━━━━━ MATERIAL FOR THIS TASK ━━━━━

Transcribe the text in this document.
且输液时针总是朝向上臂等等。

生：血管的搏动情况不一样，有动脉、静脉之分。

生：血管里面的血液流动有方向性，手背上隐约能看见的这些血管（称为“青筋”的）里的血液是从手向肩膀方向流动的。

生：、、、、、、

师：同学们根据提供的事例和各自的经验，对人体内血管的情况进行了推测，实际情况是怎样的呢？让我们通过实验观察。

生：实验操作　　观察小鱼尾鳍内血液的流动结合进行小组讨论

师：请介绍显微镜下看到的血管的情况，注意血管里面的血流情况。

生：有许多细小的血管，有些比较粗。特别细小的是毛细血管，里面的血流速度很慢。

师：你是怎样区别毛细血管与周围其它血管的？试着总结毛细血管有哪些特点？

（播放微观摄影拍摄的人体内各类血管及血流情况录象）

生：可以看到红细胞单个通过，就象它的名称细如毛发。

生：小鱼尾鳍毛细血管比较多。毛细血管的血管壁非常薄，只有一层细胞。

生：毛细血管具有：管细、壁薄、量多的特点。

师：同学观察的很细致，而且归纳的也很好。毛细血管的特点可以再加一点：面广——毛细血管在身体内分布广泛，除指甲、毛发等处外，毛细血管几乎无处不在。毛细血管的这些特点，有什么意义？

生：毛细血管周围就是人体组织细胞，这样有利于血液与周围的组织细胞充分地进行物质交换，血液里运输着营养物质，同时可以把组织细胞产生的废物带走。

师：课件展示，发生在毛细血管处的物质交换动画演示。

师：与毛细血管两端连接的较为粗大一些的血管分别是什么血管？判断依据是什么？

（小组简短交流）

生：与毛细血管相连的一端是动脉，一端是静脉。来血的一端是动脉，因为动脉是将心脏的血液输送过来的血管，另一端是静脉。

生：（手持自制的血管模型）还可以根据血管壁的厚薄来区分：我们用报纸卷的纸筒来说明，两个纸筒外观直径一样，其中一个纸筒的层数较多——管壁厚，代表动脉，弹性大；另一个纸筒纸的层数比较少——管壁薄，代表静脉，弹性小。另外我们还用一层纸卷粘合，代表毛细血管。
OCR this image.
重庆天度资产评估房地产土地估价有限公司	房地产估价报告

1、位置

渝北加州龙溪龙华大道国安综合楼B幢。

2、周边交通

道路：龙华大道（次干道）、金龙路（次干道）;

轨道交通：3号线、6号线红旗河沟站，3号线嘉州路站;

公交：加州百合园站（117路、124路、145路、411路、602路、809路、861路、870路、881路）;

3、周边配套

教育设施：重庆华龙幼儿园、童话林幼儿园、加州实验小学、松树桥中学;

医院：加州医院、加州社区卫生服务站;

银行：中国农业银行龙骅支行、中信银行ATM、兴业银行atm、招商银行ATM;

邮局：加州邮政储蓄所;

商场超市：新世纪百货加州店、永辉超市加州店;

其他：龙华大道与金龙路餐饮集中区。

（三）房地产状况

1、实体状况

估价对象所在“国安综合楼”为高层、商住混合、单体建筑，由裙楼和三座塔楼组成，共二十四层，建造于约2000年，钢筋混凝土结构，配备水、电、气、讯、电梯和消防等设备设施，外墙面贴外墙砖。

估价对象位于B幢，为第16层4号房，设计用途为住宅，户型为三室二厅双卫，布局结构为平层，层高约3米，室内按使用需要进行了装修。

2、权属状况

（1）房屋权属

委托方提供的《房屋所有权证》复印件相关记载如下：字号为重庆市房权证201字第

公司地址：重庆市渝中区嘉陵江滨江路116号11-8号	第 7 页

━━━━━

Transcribe each record exactly. Leave nothing out.

Transcribe the text in this document.
且输液时针总是朝向上臂等等。

生：血管的搏动情况不一样，有动脉、静脉之分。

生：血管里面的血液流动有方向性，手背上隐约能看见的这些血管（称为“青筋”的）里的血液是从手向肩膀方向流动的。

生：、、、、、、

师：同学们根据提供的事例和各自的经验，对人体内血管的情况进行了推测，实际情况是怎样的呢？让我们通过实验观察。

生：实验操作　　观察小鱼尾鳍内血液的流动结合进行小组讨论

师：请介绍显微镜下看到的血管的情况，注意血管里面的血流情况。

生：有许多细小的血管，有些比较粗。特别细小的是毛细血管，里面的血流速度很慢。

师：你是怎样区别毛细血管与周围其它血管的？试着总结毛细血管有哪些特点？

（播放微观摄影拍摄的人体内各类血管及血流情况录象）

生：可以看到红细胞单个通过，就象它的名称细如毛发。

生：小鱼尾鳍毛细血管比较多。毛细血管的血管壁非常薄，只有一层细胞。

生：毛细血管具有：管细、壁薄、量多的特点。

师：同学观察的很细致，而且归纳的也很好。毛细血管的特点可以再加一点：面广——毛细血管在身体内分布广泛，除指甲、毛发等处外，毛细血管几乎无处不在。毛细血管的这些特点，有什么意义？

生：毛细血管周围就是人体组织细胞，这样有利于血液与周围的组织细胞充分地进行物质交换，血液里运输着营养物质，同时可以把组织细胞产生的废物带走。

师：课件展示，发生在毛细血管处的物质交换动画演示。

师：与毛细血管两端连接的较为粗大一些的血管分别是什么血管？判断依据是什么？

（小组简短交流）

生：与毛细血管相连的一端是动脉，一端是静脉。来血的一端是动脉，因为动脉是将心脏的血液输送过来的血管，另一端是静脉。

生：（手持自制的血管模型）还可以根据血管壁的厚薄来区分：我们用报纸卷的纸筒来说明，两个纸筒外观直径一样，其中一个纸筒的层数较多——管壁厚，代表动脉，弹性大；另一个纸筒纸的层数比较少——管壁薄，代表静脉，弹性小。另外我们还用一层纸卷粘合，代表毛细血管。
OCR this image.
重庆天度资产评估房地产土地估价有限公司	房地产估价报告

1、位置

渝北加州龙溪龙华大道国安综合楼B幢。

2、周边交通

道路：龙华大道（次干道）、金龙路（次干道）;

轨道交通：3号线、6号线红旗河沟站，3号线嘉州路站;

公交：加州百合园站（117路、124路、145路、411路、602路、809路、861路、870路、881路）;

3、周边配套

教育设施：重庆华龙幼儿园、童话林幼儿园、加州实验小学、松树桥中学;

医院：加州医院、加州社区卫生服务站;

银行：中国农业银行龙骅支行、中信银行ATM、兴业银行atm、招商银行ATM;

邮局：加州邮政储蓄所;

商场超市：新世纪百货加州店、永辉超市加州店;

其他：龙华大道与金龙路餐饮集中区。

（三）房地产状况

1、实体状况

估价对象所在“国安综合楼”为高层、商住混合、单体建筑，由裙楼和三座塔楼组成，共二十四层，建造于约2000年，钢筋混凝土结构，配备水、电、气、讯、电梯和消防等设备设施，外墙面贴外墙砖。

估价对象位于B幢，为第16层4号房，设计用途为住宅，户型为三室二厅双卫，布局结构为平层，层高约3米，室内按使用需要进行了装修。

2、权属状况

（1）房屋权属

委托方提供的《房屋所有权证》复印件相关记载如下：字号为重庆市房权证201字第

公司地址：重庆市渝中区嘉陵江滨江路116号11-8号	第 7 页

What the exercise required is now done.